----- Data supplied

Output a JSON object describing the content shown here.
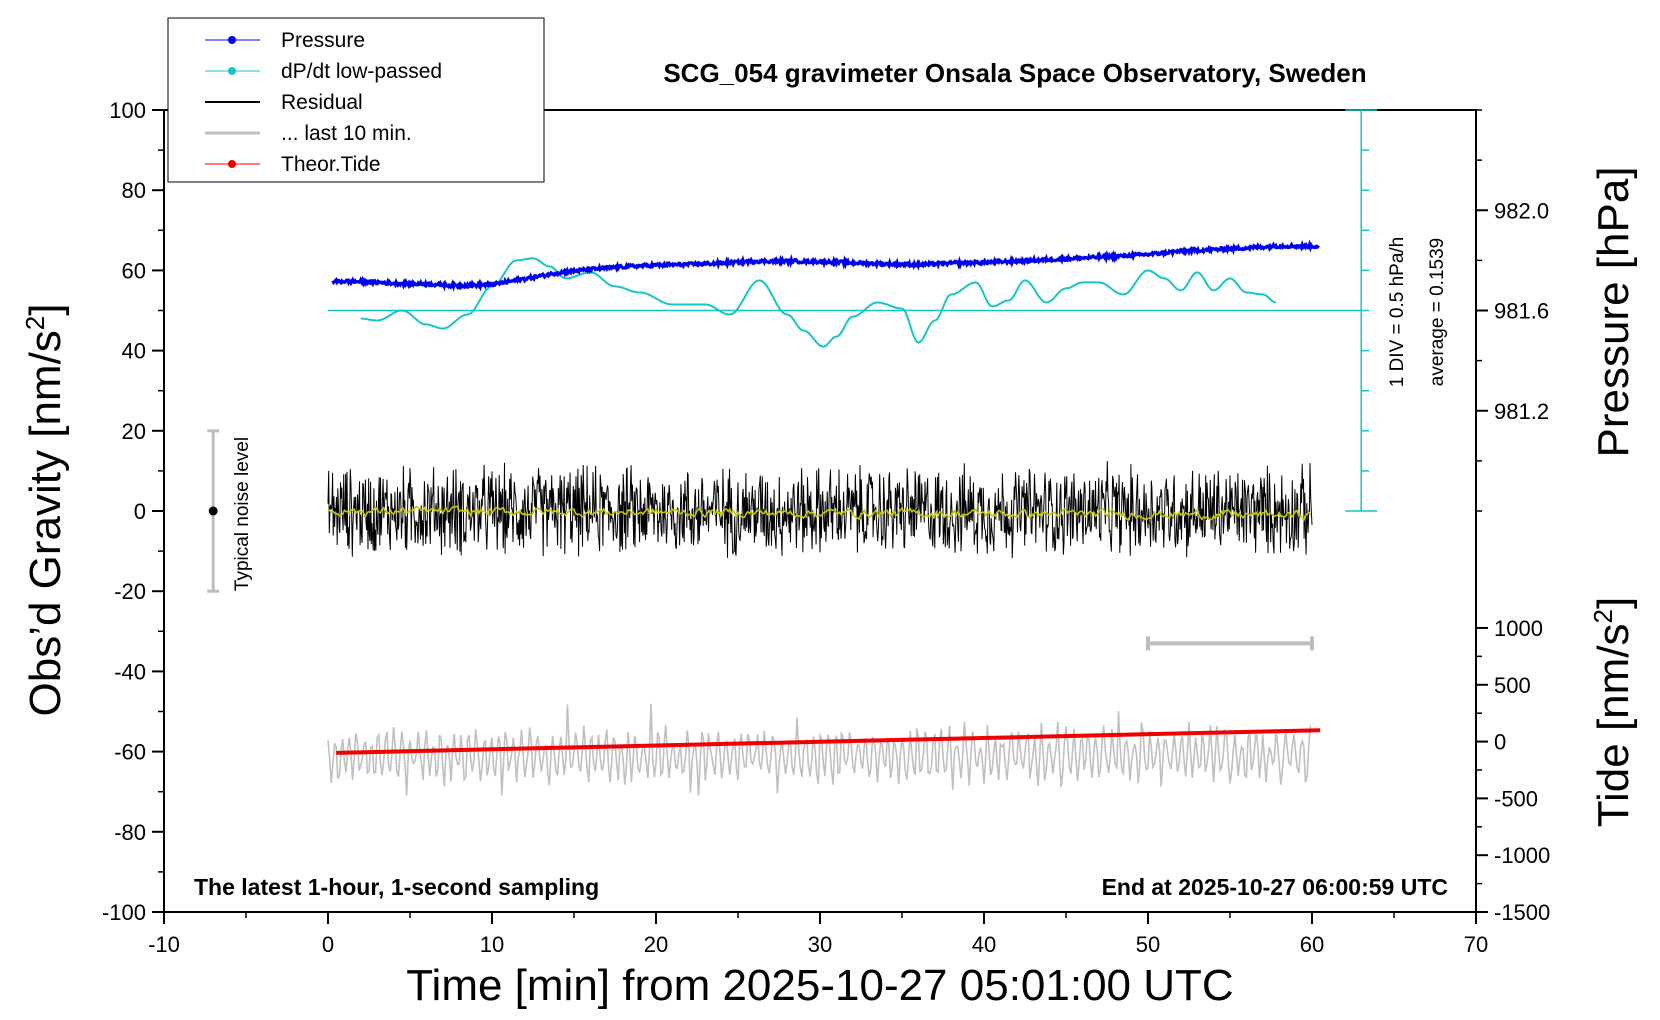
{
  "chart_data": {
    "type": "line",
    "title": "SCG_054 gravimeter Onsala Space Observatory, Sweden",
    "xlabel": "Time [min] from 2025-10-27 05:01:00 UTC",
    "ylabel": "Obs’d Gravity [nm/s",
    "ylabel_sup": "2",
    "ylabel_end": "]",
    "ylabel_right_top": "Pressure [hPa]",
    "ylabel_right_bottom": "Tide [nm/s",
    "ylabel_right_bottom_sup": "2",
    "ylabel_right_bottom_end": "]",
    "xlim": [
      -10,
      70
    ],
    "ylim": [
      -100,
      100
    ],
    "pressure_ylim": [
      980.8,
      982.4
    ],
    "tide_ylim": [
      -1500,
      1500
    ],
    "x_ticks": [
      "-10",
      "0",
      "10",
      "20",
      "30",
      "40",
      "50",
      "60",
      "70"
    ],
    "y_ticks": [
      "100",
      "80",
      "60",
      "40",
      "20",
      "0",
      "-20",
      "-40",
      "-60",
      "-80",
      "-100"
    ],
    "pressure_ticks": [
      "982.0",
      "981.6",
      "981.2"
    ],
    "tide_ticks": [
      "1000",
      "500",
      "0",
      "-500",
      "-1000",
      "-1500"
    ],
    "legend": [
      "Pressure",
      "dP/dt low-passed",
      "Residual",
      "... last 10 min.",
      "Theor.Tide"
    ],
    "legend_placement": "top-left",
    "annotations": {
      "bottom_left": "The latest 1-hour, 1-second sampling",
      "bottom_right": "End at 2025-10-27 06:00:59 UTC",
      "noise": "Typical noise level",
      "div": "1 DIV = 0.5 hPa/h",
      "average": "average = 0.1539"
    },
    "noise_bar": {
      "x": -7,
      "y_center": 0,
      "y_range": [
        -20,
        20
      ]
    },
    "dpdt_zero_line_y": 50,
    "dpdt_scale_axis": {
      "x": 63,
      "y_range": [
        0,
        100
      ]
    },
    "last10_bar": {
      "x_range": [
        50,
        60
      ],
      "y": -33
    },
    "series": [
      {
        "name": "Pressure",
        "color": "#0000ee",
        "x": [
          0.3,
          2,
          4,
          6,
          8,
          10,
          12,
          14,
          16,
          18,
          20,
          22,
          24,
          26,
          28,
          30,
          32,
          34,
          36,
          38,
          40,
          42,
          44,
          46,
          48,
          50,
          52,
          54,
          56,
          58,
          60.4
        ],
        "y": [
          57.3,
          57.2,
          56.8,
          56.6,
          56.2,
          56.5,
          57.9,
          59.4,
          60.3,
          60.9,
          61.3,
          61.5,
          61.8,
          62.3,
          62.3,
          62.2,
          61.9,
          61.6,
          61.4,
          61.8,
          62.0,
          62.3,
          62.7,
          63.1,
          63.5,
          64.0,
          64.8,
          65.2,
          65.6,
          66.1,
          66.0
        ]
      },
      {
        "name": "dP/dt low-passed",
        "color": "#19c4c4",
        "x": [
          2,
          3,
          4.5,
          6,
          7,
          8.5,
          10,
          11.5,
          12.5,
          13.5,
          14.5,
          16,
          17.5,
          19,
          21,
          23,
          24.5,
          26.3,
          28,
          29,
          30.2,
          31,
          32,
          33.5,
          35,
          36,
          37,
          38,
          39.5,
          40.5,
          41.5,
          42.5,
          43.8,
          45,
          46,
          47,
          48.5,
          50,
          51,
          52,
          53,
          54,
          55,
          56,
          57,
          57.8
        ],
        "y": [
          48,
          47.5,
          50,
          46.5,
          45.5,
          49,
          56,
          62.5,
          63,
          61,
          58,
          59.5,
          56,
          54.5,
          51.5,
          51.5,
          49,
          57.5,
          49,
          45,
          41,
          43.5,
          48.5,
          52,
          50.5,
          42,
          47.5,
          54,
          57,
          51,
          52.5,
          57.5,
          52,
          55.5,
          57,
          57,
          54,
          60,
          58,
          55,
          59.5,
          55,
          58,
          54.5,
          54,
          52
        ]
      },
      {
        "name": "Residual",
        "color": "#000000",
        "x": [
          0,
          60
        ],
        "y": [
          0,
          0
        ],
        "note": "1-second residual, oscillating within about ±15 nm/s² around 0"
      },
      {
        "name": "Residual low-passed",
        "color": "#c8c800",
        "x": [
          0,
          60
        ],
        "y": [
          0,
          -1
        ]
      },
      {
        "name": "... last 10 min.",
        "color": "#c0c0c0",
        "x": [
          0,
          60
        ],
        "y": [
          -61,
          -61
        ],
        "note": "last 10 minutes stretched over the hour, oscillating about ±10 nm/s² around -61"
      },
      {
        "name": "Theor.Tide",
        "color": "#ee0000",
        "axis": "tide",
        "x": [
          0.5,
          60.5
        ],
        "y": [
          -100,
          100
        ]
      }
    ]
  }
}
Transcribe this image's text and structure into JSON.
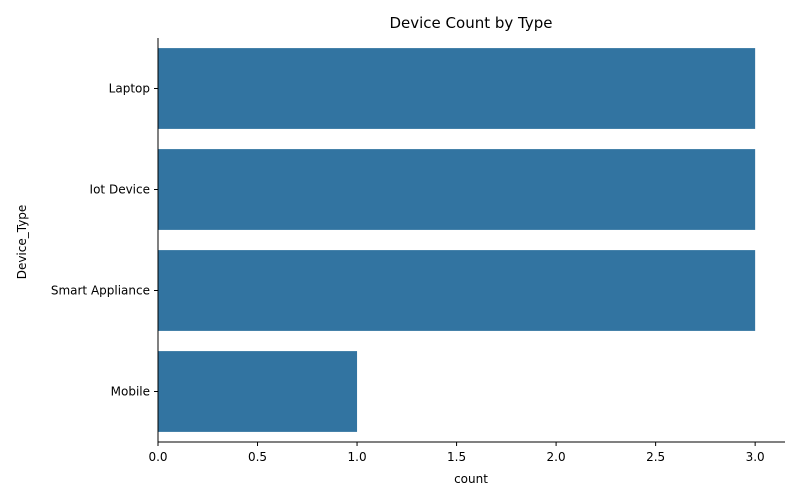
{
  "chart_data": {
    "type": "bar",
    "orientation": "horizontal",
    "title": "Device Count by Type",
    "xlabel": "count",
    "ylabel": "Device_Type",
    "categories": [
      "Laptop",
      "Iot Device",
      "Smart Appliance",
      "Mobile"
    ],
    "values": [
      3,
      3,
      3,
      1
    ],
    "xlim": [
      0,
      3.15
    ],
    "xticks": [
      "0.0",
      "0.5",
      "1.0",
      "1.5",
      "2.0",
      "2.5",
      "3.0"
    ],
    "grid": false,
    "legend": "none",
    "bar_color": "#3274a1"
  }
}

----------

Instructions to follow
Find the string "hour" in the listing and return every line that holds it.

Result of this exercise
      "bottom_left": "The latest 1-hour, 1-second sampling",
        "note": "last 10 minutes stretched over the hour, oscillating about ±10 nm/s² around -61"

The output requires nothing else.